* begin *

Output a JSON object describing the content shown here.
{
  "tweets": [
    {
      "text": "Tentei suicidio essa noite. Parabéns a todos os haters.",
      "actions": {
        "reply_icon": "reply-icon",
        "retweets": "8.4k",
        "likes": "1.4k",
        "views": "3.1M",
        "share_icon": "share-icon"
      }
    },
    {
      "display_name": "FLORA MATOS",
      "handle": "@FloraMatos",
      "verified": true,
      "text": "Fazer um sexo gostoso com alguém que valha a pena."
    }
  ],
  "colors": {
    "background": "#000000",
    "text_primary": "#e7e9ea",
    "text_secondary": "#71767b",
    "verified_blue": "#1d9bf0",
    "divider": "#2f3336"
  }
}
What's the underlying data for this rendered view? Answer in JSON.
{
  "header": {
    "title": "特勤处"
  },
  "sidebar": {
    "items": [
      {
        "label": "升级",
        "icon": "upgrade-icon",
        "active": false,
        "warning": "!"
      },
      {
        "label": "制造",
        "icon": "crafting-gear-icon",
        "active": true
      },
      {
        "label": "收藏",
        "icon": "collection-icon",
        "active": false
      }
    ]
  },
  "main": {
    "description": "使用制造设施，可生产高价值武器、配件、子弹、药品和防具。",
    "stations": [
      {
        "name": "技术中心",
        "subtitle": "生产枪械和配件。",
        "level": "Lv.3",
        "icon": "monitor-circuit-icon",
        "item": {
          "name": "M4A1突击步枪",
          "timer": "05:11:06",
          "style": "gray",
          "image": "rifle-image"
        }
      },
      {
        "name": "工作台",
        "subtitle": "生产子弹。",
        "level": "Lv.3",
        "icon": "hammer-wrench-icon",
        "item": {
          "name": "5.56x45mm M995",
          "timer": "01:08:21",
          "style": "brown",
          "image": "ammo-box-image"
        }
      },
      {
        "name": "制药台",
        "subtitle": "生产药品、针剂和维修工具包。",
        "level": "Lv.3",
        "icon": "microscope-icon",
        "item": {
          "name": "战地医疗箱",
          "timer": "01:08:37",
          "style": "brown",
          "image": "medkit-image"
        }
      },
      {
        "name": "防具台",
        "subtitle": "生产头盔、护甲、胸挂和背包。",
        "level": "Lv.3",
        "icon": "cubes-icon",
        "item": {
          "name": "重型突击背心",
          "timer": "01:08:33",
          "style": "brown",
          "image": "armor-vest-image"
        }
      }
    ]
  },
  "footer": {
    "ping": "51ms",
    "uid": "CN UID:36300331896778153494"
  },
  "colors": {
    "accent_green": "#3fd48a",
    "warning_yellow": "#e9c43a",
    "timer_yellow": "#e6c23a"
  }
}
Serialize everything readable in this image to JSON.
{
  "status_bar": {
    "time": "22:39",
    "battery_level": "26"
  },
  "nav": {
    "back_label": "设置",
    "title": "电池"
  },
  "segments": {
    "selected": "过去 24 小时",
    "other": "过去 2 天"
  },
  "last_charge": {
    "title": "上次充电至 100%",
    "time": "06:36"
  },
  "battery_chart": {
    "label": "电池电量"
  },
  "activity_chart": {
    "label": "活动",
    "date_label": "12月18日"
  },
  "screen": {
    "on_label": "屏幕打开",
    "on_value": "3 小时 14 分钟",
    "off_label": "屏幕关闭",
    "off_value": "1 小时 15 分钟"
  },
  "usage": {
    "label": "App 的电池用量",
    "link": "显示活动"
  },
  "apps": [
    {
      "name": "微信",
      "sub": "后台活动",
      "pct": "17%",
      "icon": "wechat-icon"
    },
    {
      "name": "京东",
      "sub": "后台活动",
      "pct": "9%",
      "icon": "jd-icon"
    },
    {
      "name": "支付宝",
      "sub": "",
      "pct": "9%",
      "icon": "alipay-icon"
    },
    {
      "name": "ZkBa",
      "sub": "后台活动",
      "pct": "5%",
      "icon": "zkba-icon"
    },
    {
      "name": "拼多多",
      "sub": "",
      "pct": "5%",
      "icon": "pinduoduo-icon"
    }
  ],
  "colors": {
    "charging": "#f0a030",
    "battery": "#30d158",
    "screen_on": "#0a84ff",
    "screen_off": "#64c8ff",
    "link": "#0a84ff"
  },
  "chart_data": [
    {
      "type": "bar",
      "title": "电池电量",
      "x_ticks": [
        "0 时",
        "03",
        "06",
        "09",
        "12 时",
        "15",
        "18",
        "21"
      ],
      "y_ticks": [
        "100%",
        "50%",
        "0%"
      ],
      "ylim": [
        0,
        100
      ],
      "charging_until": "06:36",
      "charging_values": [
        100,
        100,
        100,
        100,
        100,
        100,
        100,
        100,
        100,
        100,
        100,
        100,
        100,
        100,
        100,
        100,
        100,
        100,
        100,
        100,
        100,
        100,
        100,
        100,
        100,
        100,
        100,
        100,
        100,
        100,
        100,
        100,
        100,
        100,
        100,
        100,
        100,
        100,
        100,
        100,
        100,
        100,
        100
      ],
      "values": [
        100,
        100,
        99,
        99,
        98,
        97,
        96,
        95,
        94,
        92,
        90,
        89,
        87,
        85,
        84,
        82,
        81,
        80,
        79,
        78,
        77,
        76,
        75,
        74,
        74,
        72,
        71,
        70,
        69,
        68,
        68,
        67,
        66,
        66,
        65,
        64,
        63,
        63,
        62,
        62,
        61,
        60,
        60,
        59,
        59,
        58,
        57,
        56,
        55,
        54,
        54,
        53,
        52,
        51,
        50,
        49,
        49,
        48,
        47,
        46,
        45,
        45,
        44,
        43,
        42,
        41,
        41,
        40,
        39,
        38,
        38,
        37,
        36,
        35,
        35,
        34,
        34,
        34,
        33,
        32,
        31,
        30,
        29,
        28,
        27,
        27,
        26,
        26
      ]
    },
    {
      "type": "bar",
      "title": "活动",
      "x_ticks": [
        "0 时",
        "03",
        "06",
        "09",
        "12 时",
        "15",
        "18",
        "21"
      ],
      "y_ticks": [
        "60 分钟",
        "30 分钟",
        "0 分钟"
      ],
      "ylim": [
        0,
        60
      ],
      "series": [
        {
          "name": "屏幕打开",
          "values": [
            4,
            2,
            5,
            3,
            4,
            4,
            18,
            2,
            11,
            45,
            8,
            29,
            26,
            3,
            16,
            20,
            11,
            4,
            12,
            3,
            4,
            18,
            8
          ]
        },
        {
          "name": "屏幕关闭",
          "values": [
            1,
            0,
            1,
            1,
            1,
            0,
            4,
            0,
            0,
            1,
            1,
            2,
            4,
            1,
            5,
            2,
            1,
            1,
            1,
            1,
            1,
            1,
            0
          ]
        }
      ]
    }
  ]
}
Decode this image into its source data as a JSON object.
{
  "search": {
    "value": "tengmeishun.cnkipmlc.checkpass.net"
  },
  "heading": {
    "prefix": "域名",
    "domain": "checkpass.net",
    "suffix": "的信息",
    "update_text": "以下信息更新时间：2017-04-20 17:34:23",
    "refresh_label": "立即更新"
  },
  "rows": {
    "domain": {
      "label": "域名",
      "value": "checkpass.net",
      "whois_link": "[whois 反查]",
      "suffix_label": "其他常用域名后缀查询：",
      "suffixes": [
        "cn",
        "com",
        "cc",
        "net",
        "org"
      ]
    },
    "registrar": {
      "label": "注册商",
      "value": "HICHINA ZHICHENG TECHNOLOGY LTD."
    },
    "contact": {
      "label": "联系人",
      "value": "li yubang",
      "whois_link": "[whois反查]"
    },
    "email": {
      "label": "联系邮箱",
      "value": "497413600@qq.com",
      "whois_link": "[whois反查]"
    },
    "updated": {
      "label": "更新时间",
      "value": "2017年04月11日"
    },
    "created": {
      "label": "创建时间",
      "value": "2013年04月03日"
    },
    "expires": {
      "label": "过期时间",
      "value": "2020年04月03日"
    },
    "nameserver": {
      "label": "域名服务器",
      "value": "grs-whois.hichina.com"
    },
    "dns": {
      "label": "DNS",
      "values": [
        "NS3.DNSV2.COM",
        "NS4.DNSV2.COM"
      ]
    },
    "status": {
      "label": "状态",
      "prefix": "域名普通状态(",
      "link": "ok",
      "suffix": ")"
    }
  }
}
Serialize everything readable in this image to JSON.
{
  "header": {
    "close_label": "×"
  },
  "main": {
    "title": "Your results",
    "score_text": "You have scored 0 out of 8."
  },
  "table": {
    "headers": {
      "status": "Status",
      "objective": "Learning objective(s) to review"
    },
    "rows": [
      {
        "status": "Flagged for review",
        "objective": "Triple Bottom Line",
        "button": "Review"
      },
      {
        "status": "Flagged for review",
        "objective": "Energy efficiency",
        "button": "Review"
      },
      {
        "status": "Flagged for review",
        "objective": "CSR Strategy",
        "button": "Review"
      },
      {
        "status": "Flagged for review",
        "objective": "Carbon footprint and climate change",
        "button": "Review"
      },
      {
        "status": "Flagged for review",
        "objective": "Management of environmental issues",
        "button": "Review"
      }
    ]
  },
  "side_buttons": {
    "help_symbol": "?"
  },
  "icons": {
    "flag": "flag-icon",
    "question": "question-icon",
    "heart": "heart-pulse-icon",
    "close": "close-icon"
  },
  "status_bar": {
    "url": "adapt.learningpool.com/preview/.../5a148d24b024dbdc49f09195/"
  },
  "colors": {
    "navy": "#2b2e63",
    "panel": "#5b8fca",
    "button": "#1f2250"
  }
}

* end *

Work required:
Your answer should be only the number of lines that hold the word "this".

Completed exercise:
4